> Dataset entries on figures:
•••

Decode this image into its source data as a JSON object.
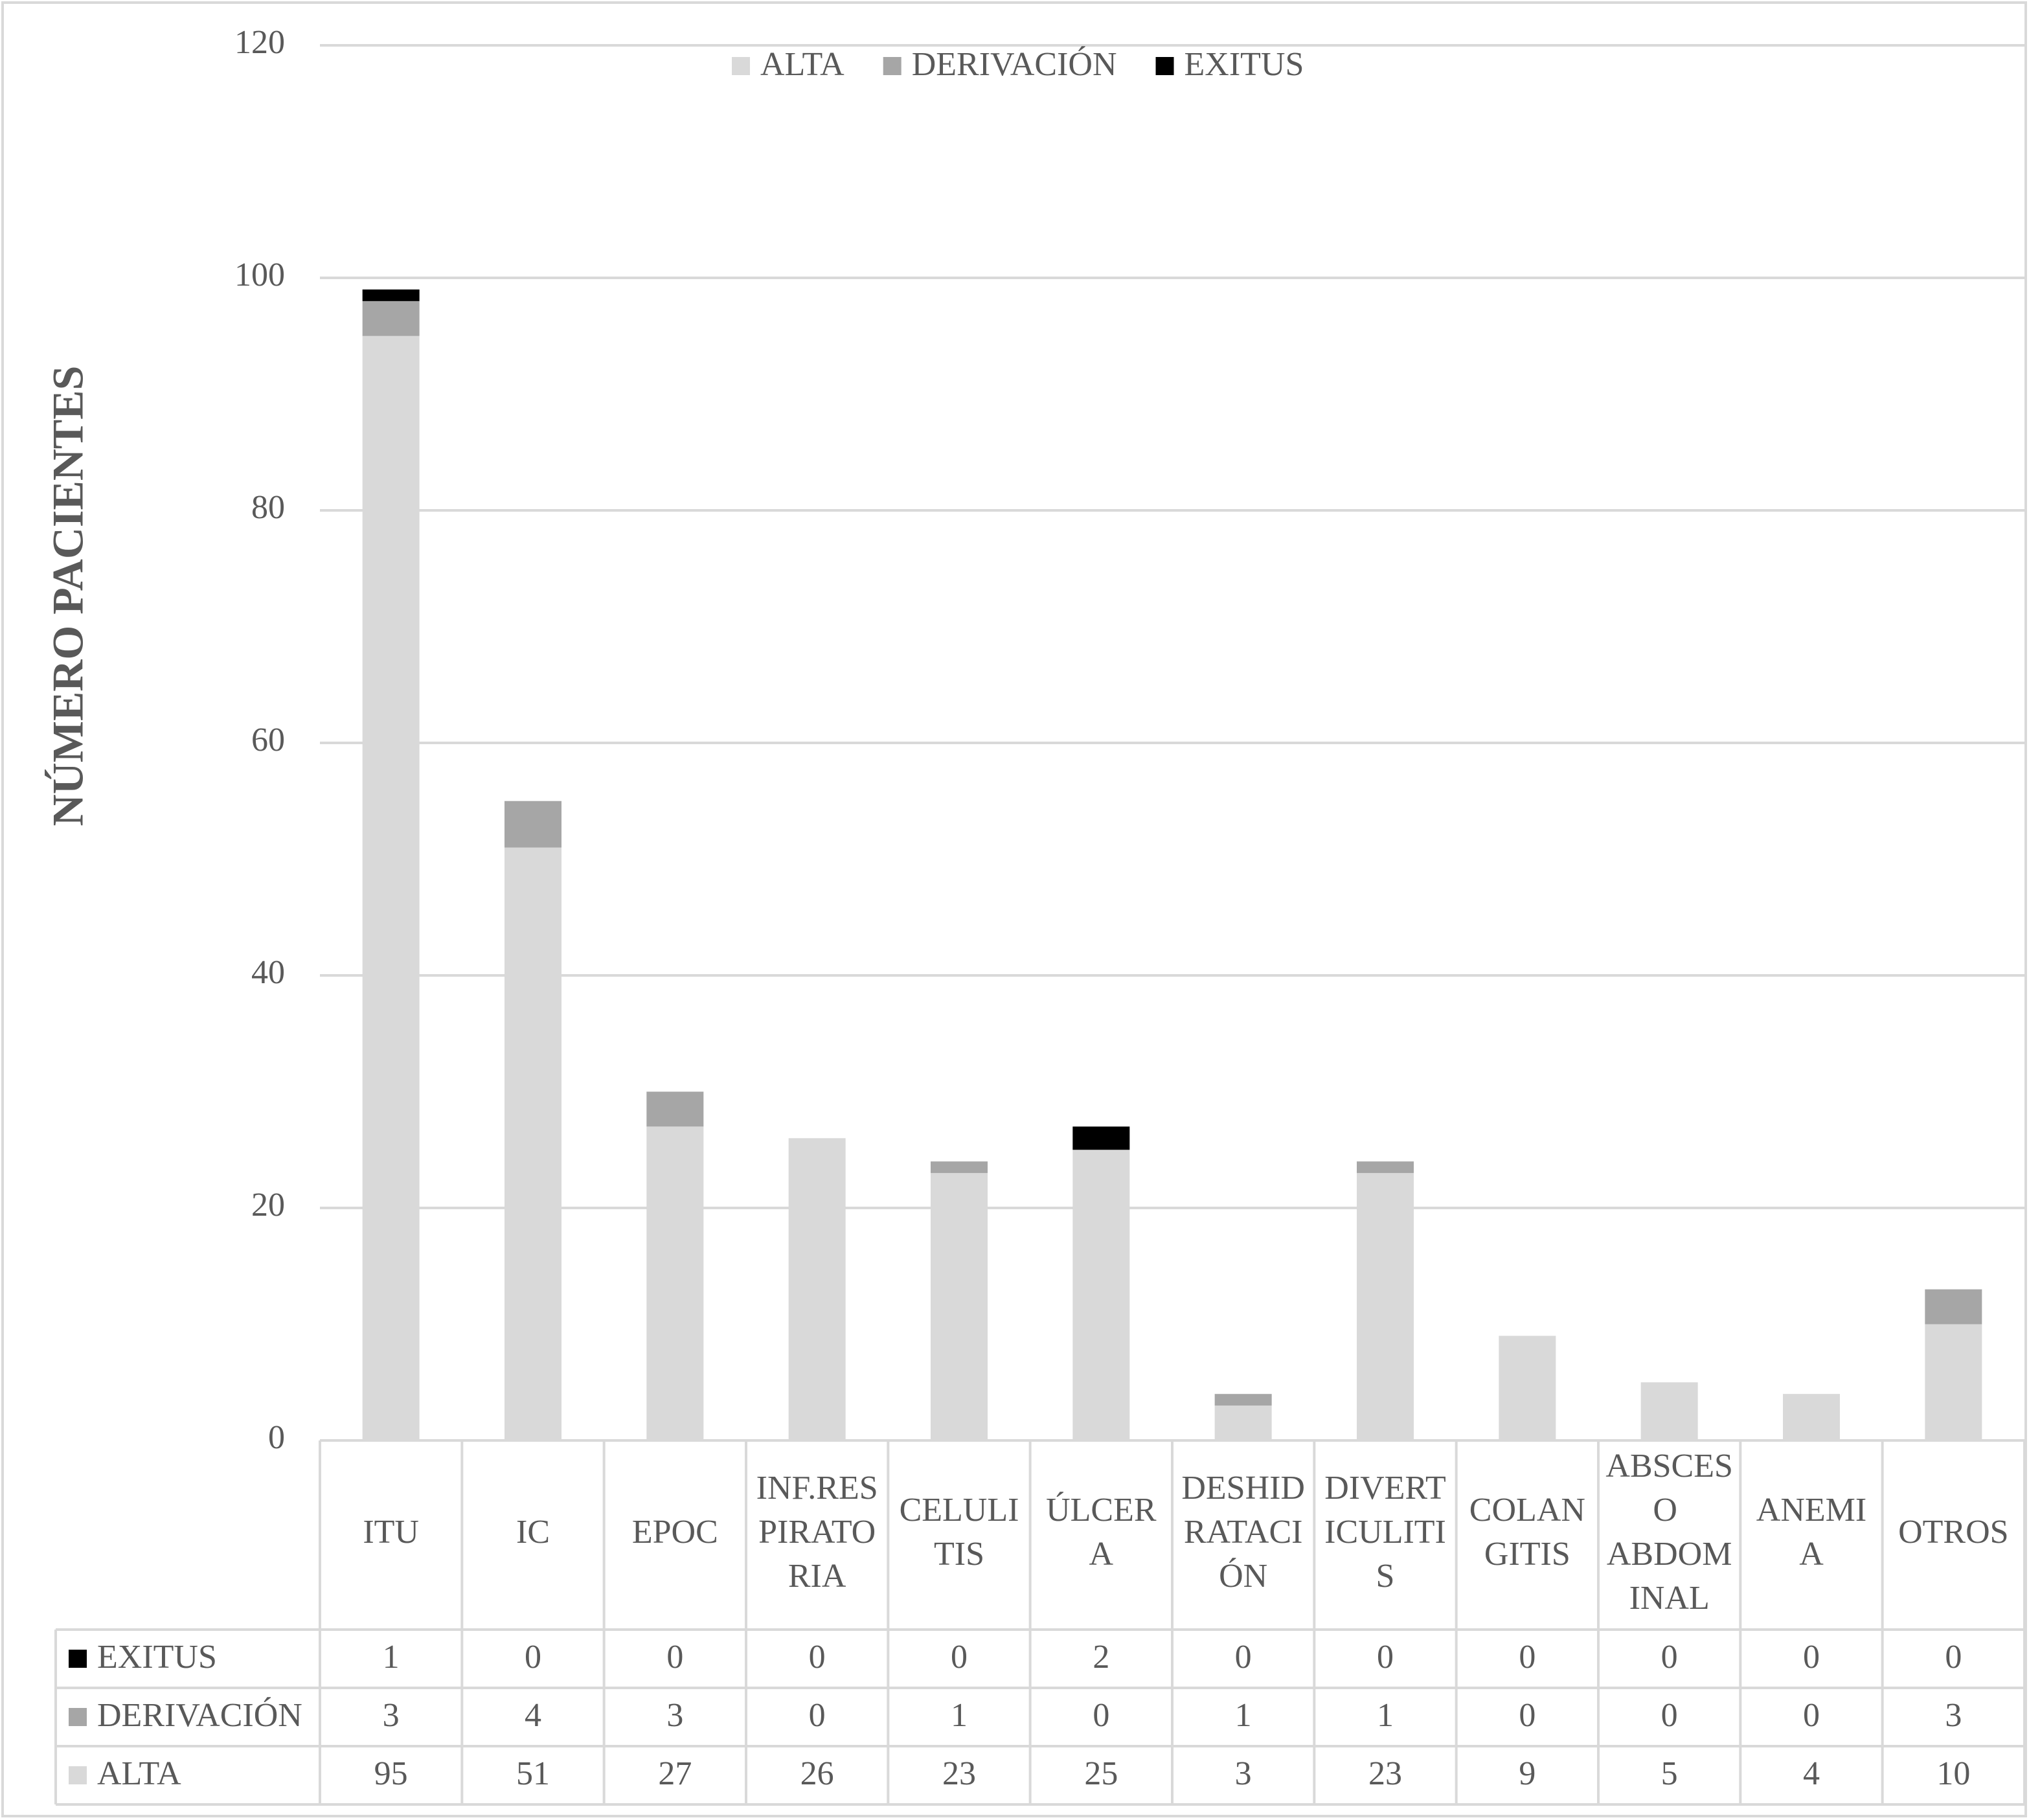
{
  "chart_data": {
    "type": "bar",
    "stacked": true,
    "y_label": "NÚMERO PACIENTES",
    "categories": [
      "ITU",
      "IC",
      "EPOC",
      "INF.RESPIRATORIA",
      "CELULITIS",
      "ÚLCERA",
      "DESHIDRATACIÓN",
      "DIVERTICULITIS",
      "COLANGITIS",
      "ABSCESO ABDOMINAL",
      "ANEMIA",
      "OTROS"
    ],
    "series": [
      {
        "name": "ALTA",
        "color": "#d9d9d9",
        "values": [
          95,
          51,
          27,
          26,
          23,
          25,
          3,
          23,
          9,
          5,
          4,
          10
        ]
      },
      {
        "name": "DERIVACIÓN",
        "color": "#a6a6a6",
        "values": [
          3,
          4,
          3,
          0,
          1,
          0,
          1,
          1,
          0,
          0,
          0,
          3
        ]
      },
      {
        "name": "EXITUS",
        "color": "#000000",
        "values": [
          1,
          0,
          0,
          0,
          0,
          2,
          0,
          0,
          0,
          0,
          0,
          0
        ]
      }
    ],
    "ylim": [
      0,
      120
    ],
    "yticks": [
      0,
      20,
      40,
      60,
      80,
      100,
      120
    ],
    "grid": true,
    "legend": "top",
    "data_table": true
  }
}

•••

> Required work: Reproduce every line above as written, skipping pictures.

> Solution for this task:
Decode this image into its source data as a JSON object.
{
  "chart_data": {
    "type": "bar",
    "stacked": true,
    "y_label": "NÚMERO PACIENTES",
    "categories": [
      "ITU",
      "IC",
      "EPOC",
      "INF.RESPIRATORIA",
      "CELULITIS",
      "ÚLCERA",
      "DESHIDRATACIÓN",
      "DIVERTICULITIS",
      "COLANGITIS",
      "ABSCESO ABDOMINAL",
      "ANEMIA",
      "OTROS"
    ],
    "series": [
      {
        "name": "ALTA",
        "color": "#d9d9d9",
        "values": [
          95,
          51,
          27,
          26,
          23,
          25,
          3,
          23,
          9,
          5,
          4,
          10
        ]
      },
      {
        "name": "DERIVACIÓN",
        "color": "#a6a6a6",
        "values": [
          3,
          4,
          3,
          0,
          1,
          0,
          1,
          1,
          0,
          0,
          0,
          3
        ]
      },
      {
        "name": "EXITUS",
        "color": "#000000",
        "values": [
          1,
          0,
          0,
          0,
          0,
          2,
          0,
          0,
          0,
          0,
          0,
          0
        ]
      }
    ],
    "ylim": [
      0,
      120
    ],
    "yticks": [
      0,
      20,
      40,
      60,
      80,
      100,
      120
    ],
    "grid": true,
    "legend": "top",
    "data_table": true
  }
}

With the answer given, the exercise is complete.